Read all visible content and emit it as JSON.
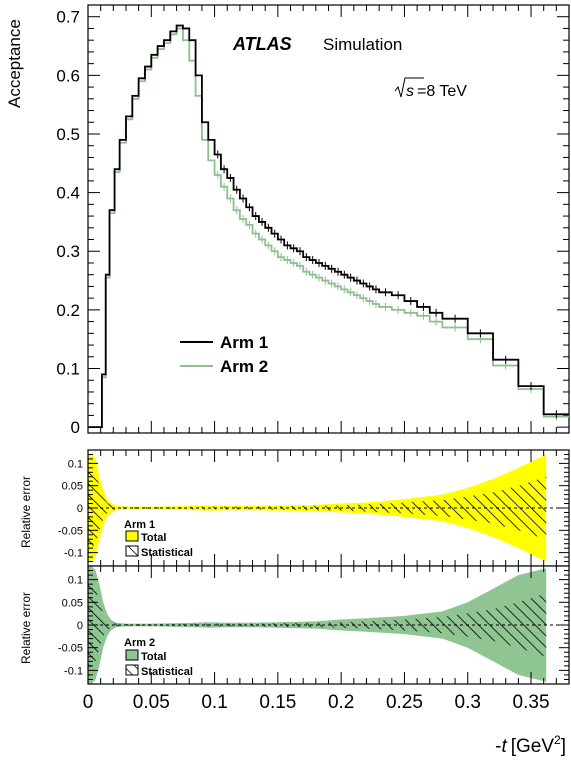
{
  "chart_data": [
    {
      "type": "line",
      "panel": "acceptance",
      "title": "",
      "ylabel": "Acceptance",
      "xlabel": "",
      "xlim": [
        0,
        0.38
      ],
      "ylim": [
        -0.01,
        0.72
      ],
      "yticks": [
        0,
        0.1,
        0.2,
        0.3,
        0.4,
        0.5,
        0.6,
        0.7
      ],
      "ytick_labels": [
        "0",
        "0.1",
        "0.2",
        "0.3",
        "0.4",
        "0.5",
        "0.6",
        "0.7"
      ],
      "annotations": {
        "experiment": "ATLAS",
        "experiment_suffix": "Simulation",
        "energy_sqrt": "s",
        "energy_value": "=8 TeV"
      },
      "legend": {
        "placement": "center-left"
      },
      "bin_edges": [
        0,
        0.011,
        0.014,
        0.017,
        0.021,
        0.025,
        0.03,
        0.035,
        0.04,
        0.045,
        0.05,
        0.055,
        0.06,
        0.065,
        0.07,
        0.075,
        0.08,
        0.085,
        0.09,
        0.095,
        0.1,
        0.105,
        0.11,
        0.115,
        0.12,
        0.125,
        0.13,
        0.135,
        0.14,
        0.145,
        0.15,
        0.155,
        0.16,
        0.165,
        0.17,
        0.175,
        0.18,
        0.185,
        0.19,
        0.195,
        0.2,
        0.205,
        0.21,
        0.215,
        0.22,
        0.225,
        0.23,
        0.24,
        0.25,
        0.26,
        0.27,
        0.28,
        0.3,
        0.32,
        0.34,
        0.36,
        0.38
      ],
      "series": [
        {
          "name": "Arm 1",
          "color": "#000000",
          "values": [
            0.0,
            0.09,
            0.26,
            0.37,
            0.44,
            0.49,
            0.53,
            0.565,
            0.595,
            0.615,
            0.635,
            0.65,
            0.66,
            0.675,
            0.685,
            0.68,
            0.66,
            0.6,
            0.52,
            0.49,
            0.465,
            0.44,
            0.425,
            0.405,
            0.39,
            0.375,
            0.36,
            0.35,
            0.34,
            0.33,
            0.32,
            0.31,
            0.305,
            0.3,
            0.29,
            0.285,
            0.28,
            0.275,
            0.27,
            0.265,
            0.26,
            0.255,
            0.25,
            0.245,
            0.24,
            0.235,
            0.23,
            0.225,
            0.215,
            0.205,
            0.195,
            0.185,
            0.16,
            0.115,
            0.07,
            0.022
          ]
        },
        {
          "name": "Arm 2",
          "color": "#8fbe8f",
          "values": [
            0.0,
            0.085,
            0.255,
            0.365,
            0.435,
            0.485,
            0.525,
            0.56,
            0.59,
            0.61,
            0.63,
            0.645,
            0.655,
            0.67,
            0.68,
            0.66,
            0.625,
            0.565,
            0.49,
            0.455,
            0.43,
            0.41,
            0.39,
            0.37,
            0.355,
            0.345,
            0.33,
            0.32,
            0.31,
            0.3,
            0.29,
            0.285,
            0.28,
            0.275,
            0.265,
            0.26,
            0.255,
            0.25,
            0.245,
            0.24,
            0.235,
            0.23,
            0.225,
            0.22,
            0.215,
            0.21,
            0.205,
            0.2,
            0.195,
            0.19,
            0.18,
            0.17,
            0.15,
            0.105,
            0.065,
            0.018
          ]
        }
      ]
    },
    {
      "type": "area",
      "panel": "relative-error-arm1",
      "ylabel": "Relative error",
      "ylim": [
        -0.13,
        0.13
      ],
      "yticks": [
        -0.1,
        -0.05,
        0,
        0.05,
        0.1
      ],
      "ytick_labels": [
        "-0.1",
        "-0.05",
        "0",
        "0.05",
        "0.1"
      ],
      "label": "Arm 1",
      "legend": [
        "Total",
        "Statistical"
      ],
      "total_color": "#ffff00",
      "x": [
        0,
        0.003,
        0.006,
        0.009,
        0.012,
        0.015,
        0.018,
        0.022,
        0.03,
        0.05,
        0.07,
        0.085,
        0.095,
        0.11,
        0.13,
        0.15,
        0.18,
        0.2,
        0.22,
        0.25,
        0.28,
        0.3,
        0.32,
        0.34,
        0.362
      ],
      "total_err": [
        0.12,
        0.12,
        0.11,
        0.07,
        0.04,
        0.02,
        0.012,
        0.005,
        0.003,
        0.003,
        0.004,
        0.005,
        0.006,
        0.005,
        0.005,
        0.006,
        0.007,
        0.01,
        0.012,
        0.02,
        0.03,
        0.045,
        0.065,
        0.09,
        0.12
      ],
      "stat_err": [
        0.1,
        0.09,
        0.08,
        0.05,
        0.025,
        0.012,
        0.007,
        0.003,
        0.002,
        0.002,
        0.002,
        0.003,
        0.003,
        0.003,
        0.003,
        0.004,
        0.005,
        0.006,
        0.008,
        0.012,
        0.018,
        0.026,
        0.035,
        0.05,
        0.07
      ]
    },
    {
      "type": "area",
      "panel": "relative-error-arm2",
      "ylabel": "Relative error",
      "xlabel_prefix": "-",
      "xlabel_var": "t",
      "xlabel_unit": "[GeV",
      "xlabel_exp": "2",
      "xlabel_close": "]",
      "xticks": [
        0,
        0.05,
        0.1,
        0.15,
        0.2,
        0.25,
        0.3,
        0.35
      ],
      "xtick_labels": [
        "0",
        "0.05",
        "0.1",
        "0.15",
        "0.2",
        "0.25",
        "0.3",
        "0.35"
      ],
      "ylim": [
        -0.13,
        0.13
      ],
      "yticks": [
        -0.1,
        -0.05,
        0,
        0.05,
        0.1
      ],
      "ytick_labels": [
        "-0.1",
        "-0.05",
        "0",
        "0.05",
        "0.1"
      ],
      "label": "Arm 2",
      "legend": [
        "Total",
        "Statistical"
      ],
      "total_color": "#8fc593",
      "x": [
        0,
        0.003,
        0.006,
        0.009,
        0.012,
        0.015,
        0.018,
        0.022,
        0.03,
        0.05,
        0.07,
        0.085,
        0.095,
        0.11,
        0.13,
        0.15,
        0.18,
        0.2,
        0.22,
        0.25,
        0.28,
        0.3,
        0.32,
        0.34,
        0.362
      ],
      "total_err": [
        0.13,
        0.13,
        0.12,
        0.09,
        0.05,
        0.025,
        0.012,
        0.005,
        0.003,
        0.003,
        0.004,
        0.005,
        0.006,
        0.005,
        0.005,
        0.006,
        0.008,
        0.012,
        0.015,
        0.02,
        0.03,
        0.05,
        0.08,
        0.11,
        0.125
      ],
      "stat_err": [
        0.1,
        0.09,
        0.08,
        0.05,
        0.025,
        0.012,
        0.007,
        0.003,
        0.002,
        0.002,
        0.002,
        0.003,
        0.003,
        0.003,
        0.003,
        0.004,
        0.005,
        0.006,
        0.008,
        0.012,
        0.018,
        0.026,
        0.035,
        0.05,
        0.07
      ]
    }
  ]
}
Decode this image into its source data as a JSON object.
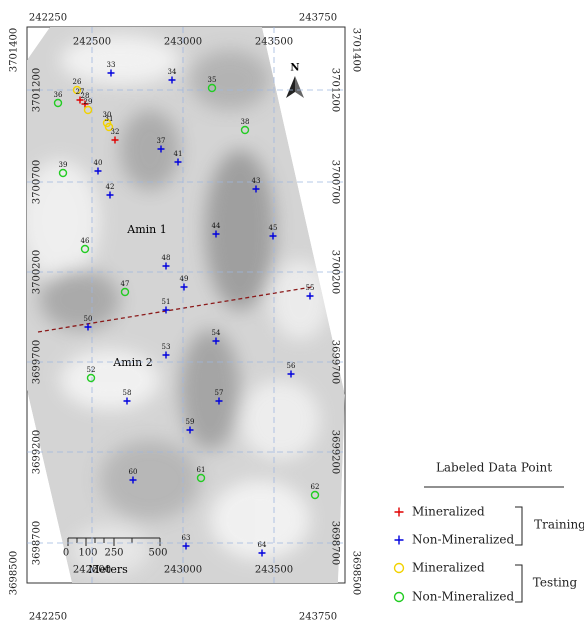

TASK PROMPT:
Print the complete listing exactly, apart from any pictures.

WRITTEN RESPONSE:
Read all visible content and emit it as JSON.
{
  "chart_data": [
    {
      "type": "line",
      "panel": "acceptance",
      "title": "",
      "ylabel": "Acceptance",
      "xlabel": "",
      "xlim": [
        0,
        0.38
      ],
      "ylim": [
        -0.01,
        0.72
      ],
      "yticks": [
        0,
        0.1,
        0.2,
        0.3,
        0.4,
        0.5,
        0.6,
        0.7
      ],
      "ytick_labels": [
        "0",
        "0.1",
        "0.2",
        "0.3",
        "0.4",
        "0.5",
        "0.6",
        "0.7"
      ],
      "annotations": {
        "experiment": "ATLAS",
        "experiment_suffix": "Simulation",
        "energy_sqrt": "s",
        "energy_value": "=8 TeV"
      },
      "legend": {
        "placement": "center-left"
      },
      "bin_edges": [
        0,
        0.011,
        0.014,
        0.017,
        0.021,
        0.025,
        0.03,
        0.035,
        0.04,
        0.045,
        0.05,
        0.055,
        0.06,
        0.065,
        0.07,
        0.075,
        0.08,
        0.085,
        0.09,
        0.095,
        0.1,
        0.105,
        0.11,
        0.115,
        0.12,
        0.125,
        0.13,
        0.135,
        0.14,
        0.145,
        0.15,
        0.155,
        0.16,
        0.165,
        0.17,
        0.175,
        0.18,
        0.185,
        0.19,
        0.195,
        0.2,
        0.205,
        0.21,
        0.215,
        0.22,
        0.225,
        0.23,
        0.24,
        0.25,
        0.26,
        0.27,
        0.28,
        0.3,
        0.32,
        0.34,
        0.36,
        0.38
      ],
      "series": [
        {
          "name": "Arm 1",
          "color": "#000000",
          "values": [
            0.0,
            0.09,
            0.26,
            0.37,
            0.44,
            0.49,
            0.53,
            0.565,
            0.595,
            0.615,
            0.635,
            0.65,
            0.66,
            0.675,
            0.685,
            0.68,
            0.66,
            0.6,
            0.52,
            0.49,
            0.465,
            0.44,
            0.425,
            0.405,
            0.39,
            0.375,
            0.36,
            0.35,
            0.34,
            0.33,
            0.32,
            0.31,
            0.305,
            0.3,
            0.29,
            0.285,
            0.28,
            0.275,
            0.27,
            0.265,
            0.26,
            0.255,
            0.25,
            0.245,
            0.24,
            0.235,
            0.23,
            0.225,
            0.215,
            0.205,
            0.195,
            0.185,
            0.16,
            0.115,
            0.07,
            0.022
          ]
        },
        {
          "name": "Arm 2",
          "color": "#8fbe8f",
          "values": [
            0.0,
            0.085,
            0.255,
            0.365,
            0.435,
            0.485,
            0.525,
            0.56,
            0.59,
            0.61,
            0.63,
            0.645,
            0.655,
            0.67,
            0.68,
            0.66,
            0.625,
            0.565,
            0.49,
            0.455,
            0.43,
            0.41,
            0.39,
            0.37,
            0.355,
            0.345,
            0.33,
            0.32,
            0.31,
            0.3,
            0.29,
            0.285,
            0.28,
            0.275,
            0.265,
            0.26,
            0.255,
            0.25,
            0.245,
            0.24,
            0.235,
            0.23,
            0.225,
            0.22,
            0.215,
            0.21,
            0.205,
            0.2,
            0.195,
            0.19,
            0.18,
            0.17,
            0.15,
            0.105,
            0.065,
            0.018
          ]
        }
      ]
    },
    {
      "type": "area",
      "panel": "relative-error-arm1",
      "ylabel": "Relative error",
      "ylim": [
        -0.13,
        0.13
      ],
      "yticks": [
        -0.1,
        -0.05,
        0,
        0.05,
        0.1
      ],
      "ytick_labels": [
        "-0.1",
        "-0.05",
        "0",
        "0.05",
        "0.1"
      ],
      "label": "Arm 1",
      "legend": [
        "Total",
        "Statistical"
      ],
      "total_color": "#ffff00",
      "x": [
        0,
        0.003,
        0.006,
        0.009,
        0.012,
        0.015,
        0.018,
        0.022,
        0.03,
        0.05,
        0.07,
        0.085,
        0.095,
        0.11,
        0.13,
        0.15,
        0.18,
        0.2,
        0.22,
        0.25,
        0.28,
        0.3,
        0.32,
        0.34,
        0.362
      ],
      "total_err": [
        0.12,
        0.12,
        0.11,
        0.07,
        0.04,
        0.02,
        0.012,
        0.005,
        0.003,
        0.003,
        0.004,
        0.005,
        0.006,
        0.005,
        0.005,
        0.006,
        0.007,
        0.01,
        0.012,
        0.02,
        0.03,
        0.045,
        0.065,
        0.09,
        0.12
      ],
      "stat_err": [
        0.1,
        0.09,
        0.08,
        0.05,
        0.025,
        0.012,
        0.007,
        0.003,
        0.002,
        0.002,
        0.002,
        0.003,
        0.003,
        0.003,
        0.003,
        0.004,
        0.005,
        0.006,
        0.008,
        0.012,
        0.018,
        0.026,
        0.035,
        0.05,
        0.07
      ]
    },
    {
      "type": "area",
      "panel": "relative-error-arm2",
      "ylabel": "Relative error",
      "xlabel_prefix": "-",
      "xlabel_var": "t",
      "xlabel_unit": "[GeV",
      "xlabel_exp": "2",
      "xlabel_close": "]",
      "xticks": [
        0,
        0.05,
        0.1,
        0.15,
        0.2,
        0.25,
        0.3,
        0.35
      ],
      "xtick_labels": [
        "0",
        "0.05",
        "0.1",
        "0.15",
        "0.2",
        "0.25",
        "0.3",
        "0.35"
      ],
      "ylim": [
        -0.13,
        0.13
      ],
      "yticks": [
        -0.1,
        -0.05,
        0,
        0.05,
        0.1
      ],
      "ytick_labels": [
        "-0.1",
        "-0.05",
        "0",
        "0.05",
        "0.1"
      ],
      "label": "Arm 2",
      "legend": [
        "Total",
        "Statistical"
      ],
      "total_color": "#8fc593",
      "x": [
        0,
        0.003,
        0.006,
        0.009,
        0.012,
        0.015,
        0.018,
        0.022,
        0.03,
        0.05,
        0.07,
        0.085,
        0.095,
        0.11,
        0.13,
        0.15,
        0.18,
        0.2,
        0.22,
        0.25,
        0.28,
        0.3,
        0.32,
        0.34,
        0.362
      ],
      "total_err": [
        0.13,
        0.13,
        0.12,
        0.09,
        0.05,
        0.025,
        0.012,
        0.005,
        0.003,
        0.003,
        0.004,
        0.005,
        0.006,
        0.005,
        0.005,
        0.006,
        0.008,
        0.012,
        0.015,
        0.02,
        0.03,
        0.05,
        0.08,
        0.11,
        0.125
      ],
      "stat_err": [
        0.1,
        0.09,
        0.08,
        0.05,
        0.025,
        0.012,
        0.007,
        0.003,
        0.002,
        0.002,
        0.002,
        0.003,
        0.003,
        0.003,
        0.003,
        0.004,
        0.005,
        0.006,
        0.008,
        0.012,
        0.018,
        0.026,
        0.035,
        0.05,
        0.07
      ]
    }
  ]
}
Decode this image into its source data as a JSON object.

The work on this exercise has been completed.